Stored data
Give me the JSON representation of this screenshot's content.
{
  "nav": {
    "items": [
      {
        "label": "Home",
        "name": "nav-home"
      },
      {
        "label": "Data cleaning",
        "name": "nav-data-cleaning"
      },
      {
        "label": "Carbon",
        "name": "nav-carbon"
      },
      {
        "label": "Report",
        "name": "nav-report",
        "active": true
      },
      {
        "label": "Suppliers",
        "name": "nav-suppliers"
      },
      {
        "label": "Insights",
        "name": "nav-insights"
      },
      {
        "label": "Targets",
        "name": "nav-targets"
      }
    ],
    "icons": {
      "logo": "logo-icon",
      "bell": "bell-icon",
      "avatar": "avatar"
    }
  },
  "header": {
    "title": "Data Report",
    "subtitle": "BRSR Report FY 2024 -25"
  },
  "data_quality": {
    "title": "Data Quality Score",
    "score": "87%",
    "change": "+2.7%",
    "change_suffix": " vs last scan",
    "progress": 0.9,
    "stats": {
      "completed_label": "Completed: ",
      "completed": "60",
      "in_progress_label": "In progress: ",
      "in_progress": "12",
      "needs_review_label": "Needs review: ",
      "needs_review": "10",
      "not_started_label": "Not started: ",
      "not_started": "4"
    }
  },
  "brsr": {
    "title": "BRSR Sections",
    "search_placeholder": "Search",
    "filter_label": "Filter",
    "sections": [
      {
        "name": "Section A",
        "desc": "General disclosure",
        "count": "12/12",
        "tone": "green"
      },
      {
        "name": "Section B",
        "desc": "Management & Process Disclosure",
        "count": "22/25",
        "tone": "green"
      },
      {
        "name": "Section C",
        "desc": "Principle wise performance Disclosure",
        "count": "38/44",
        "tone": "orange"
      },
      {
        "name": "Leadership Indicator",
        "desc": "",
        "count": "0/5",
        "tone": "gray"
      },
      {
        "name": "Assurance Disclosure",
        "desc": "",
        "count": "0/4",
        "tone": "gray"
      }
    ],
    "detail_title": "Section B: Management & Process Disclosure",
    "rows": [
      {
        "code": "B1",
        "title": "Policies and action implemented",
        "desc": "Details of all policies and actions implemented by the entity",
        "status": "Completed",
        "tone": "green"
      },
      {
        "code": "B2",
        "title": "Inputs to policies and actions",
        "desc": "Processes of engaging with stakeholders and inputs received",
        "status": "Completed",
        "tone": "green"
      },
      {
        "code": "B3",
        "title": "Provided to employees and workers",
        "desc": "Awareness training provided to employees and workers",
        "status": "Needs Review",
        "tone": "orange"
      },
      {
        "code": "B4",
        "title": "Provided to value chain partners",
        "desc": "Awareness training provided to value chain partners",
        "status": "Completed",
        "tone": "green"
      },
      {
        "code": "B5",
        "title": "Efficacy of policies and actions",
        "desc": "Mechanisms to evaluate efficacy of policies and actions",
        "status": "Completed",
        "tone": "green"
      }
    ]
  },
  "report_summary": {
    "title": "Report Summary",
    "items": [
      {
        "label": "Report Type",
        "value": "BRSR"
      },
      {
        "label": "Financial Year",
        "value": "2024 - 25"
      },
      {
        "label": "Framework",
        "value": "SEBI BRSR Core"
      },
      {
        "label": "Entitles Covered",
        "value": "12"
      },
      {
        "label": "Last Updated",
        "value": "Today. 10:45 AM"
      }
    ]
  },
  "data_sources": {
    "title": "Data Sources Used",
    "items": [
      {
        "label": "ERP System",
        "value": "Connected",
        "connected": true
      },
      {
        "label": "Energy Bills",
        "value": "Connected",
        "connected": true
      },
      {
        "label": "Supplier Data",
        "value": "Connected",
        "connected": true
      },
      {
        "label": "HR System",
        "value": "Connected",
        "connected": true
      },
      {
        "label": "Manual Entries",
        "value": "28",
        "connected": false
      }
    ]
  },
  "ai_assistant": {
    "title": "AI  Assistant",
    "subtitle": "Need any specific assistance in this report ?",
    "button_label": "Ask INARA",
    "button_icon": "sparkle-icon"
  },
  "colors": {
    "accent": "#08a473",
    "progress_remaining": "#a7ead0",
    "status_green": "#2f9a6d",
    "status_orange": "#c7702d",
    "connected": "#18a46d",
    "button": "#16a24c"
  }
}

**Written task**
Type the whole listing again, unaltered.

**Correct response**
Give me the JSON representation of this screenshot's content.
{
  "nav": {
    "items": [
      {
        "label": "Home",
        "name": "nav-home"
      },
      {
        "label": "Data cleaning",
        "name": "nav-data-cleaning"
      },
      {
        "label": "Carbon",
        "name": "nav-carbon"
      },
      {
        "label": "Report",
        "name": "nav-report",
        "active": true
      },
      {
        "label": "Suppliers",
        "name": "nav-suppliers"
      },
      {
        "label": "Insights",
        "name": "nav-insights"
      },
      {
        "label": "Targets",
        "name": "nav-targets"
      }
    ],
    "icons": {
      "logo": "logo-icon",
      "bell": "bell-icon",
      "avatar": "avatar"
    }
  },
  "header": {
    "title": "Data Report",
    "subtitle": "BRSR Report FY 2024 -25"
  },
  "data_quality": {
    "title": "Data Quality Score",
    "score": "87%",
    "change": "+2.7%",
    "change_suffix": " vs last scan",
    "progress": 0.9,
    "stats": {
      "completed_label": "Completed: ",
      "completed": "60",
      "in_progress_label": "In progress: ",
      "in_progress": "12",
      "needs_review_label": "Needs review: ",
      "needs_review": "10",
      "not_started_label": "Not started: ",
      "not_started": "4"
    }
  },
  "brsr": {
    "title": "BRSR Sections",
    "search_placeholder": "Search",
    "filter_label": "Filter",
    "sections": [
      {
        "name": "Section A",
        "desc": "General disclosure",
        "count": "12/12",
        "tone": "green"
      },
      {
        "name": "Section B",
        "desc": "Management & Process Disclosure",
        "count": "22/25",
        "tone": "green"
      },
      {
        "name": "Section C",
        "desc": "Principle wise performance Disclosure",
        "count": "38/44",
        "tone": "orange"
      },
      {
        "name": "Leadership Indicator",
        "desc": "",
        "count": "0/5",
        "tone": "gray"
      },
      {
        "name": "Assurance Disclosure",
        "desc": "",
        "count": "0/4",
        "tone": "gray"
      }
    ],
    "detail_title": "Section B: Management & Process Disclosure",
    "rows": [
      {
        "code": "B1",
        "title": "Policies and action implemented",
        "desc": "Details of all policies and actions implemented by the entity",
        "status": "Completed",
        "tone": "green"
      },
      {
        "code": "B2",
        "title": "Inputs to policies and actions",
        "desc": "Processes of engaging with stakeholders and inputs received",
        "status": "Completed",
        "tone": "green"
      },
      {
        "code": "B3",
        "title": "Provided to employees and workers",
        "desc": "Awareness training provided to employees and workers",
        "status": "Needs Review",
        "tone": "orange"
      },
      {
        "code": "B4",
        "title": "Provided to value chain partners",
        "desc": "Awareness training provided to value chain partners",
        "status": "Completed",
        "tone": "green"
      },
      {
        "code": "B5",
        "title": "Efficacy of policies and actions",
        "desc": "Mechanisms to evaluate efficacy of policies and actions",
        "status": "Completed",
        "tone": "green"
      }
    ]
  },
  "report_summary": {
    "title": "Report Summary",
    "items": [
      {
        "label": "Report Type",
        "value": "BRSR"
      },
      {
        "label": "Financial Year",
        "value": "2024 - 25"
      },
      {
        "label": "Framework",
        "value": "SEBI BRSR Core"
      },
      {
        "label": "Entitles Covered",
        "value": "12"
      },
      {
        "label": "Last Updated",
        "value": "Today. 10:45 AM"
      }
    ]
  },
  "data_sources": {
    "title": "Data Sources Used",
    "items": [
      {
        "label": "ERP System",
        "value": "Connected",
        "connected": true
      },
      {
        "label": "Energy Bills",
        "value": "Connected",
        "connected": true
      },
      {
        "label": "Supplier Data",
        "value": "Connected",
        "connected": true
      },
      {
        "label": "HR System",
        "value": "Connected",
        "connected": true
      },
      {
        "label": "Manual Entries",
        "value": "28",
        "connected": false
      }
    ]
  },
  "ai_assistant": {
    "title": "AI  Assistant",
    "subtitle": "Need any specific assistance in this report ?",
    "button_label": "Ask INARA",
    "button_icon": "sparkle-icon"
  },
  "colors": {
    "accent": "#08a473",
    "progress_remaining": "#a7ead0",
    "status_green": "#2f9a6d",
    "status_orange": "#c7702d",
    "connected": "#18a46d",
    "button": "#16a24c"
  }
}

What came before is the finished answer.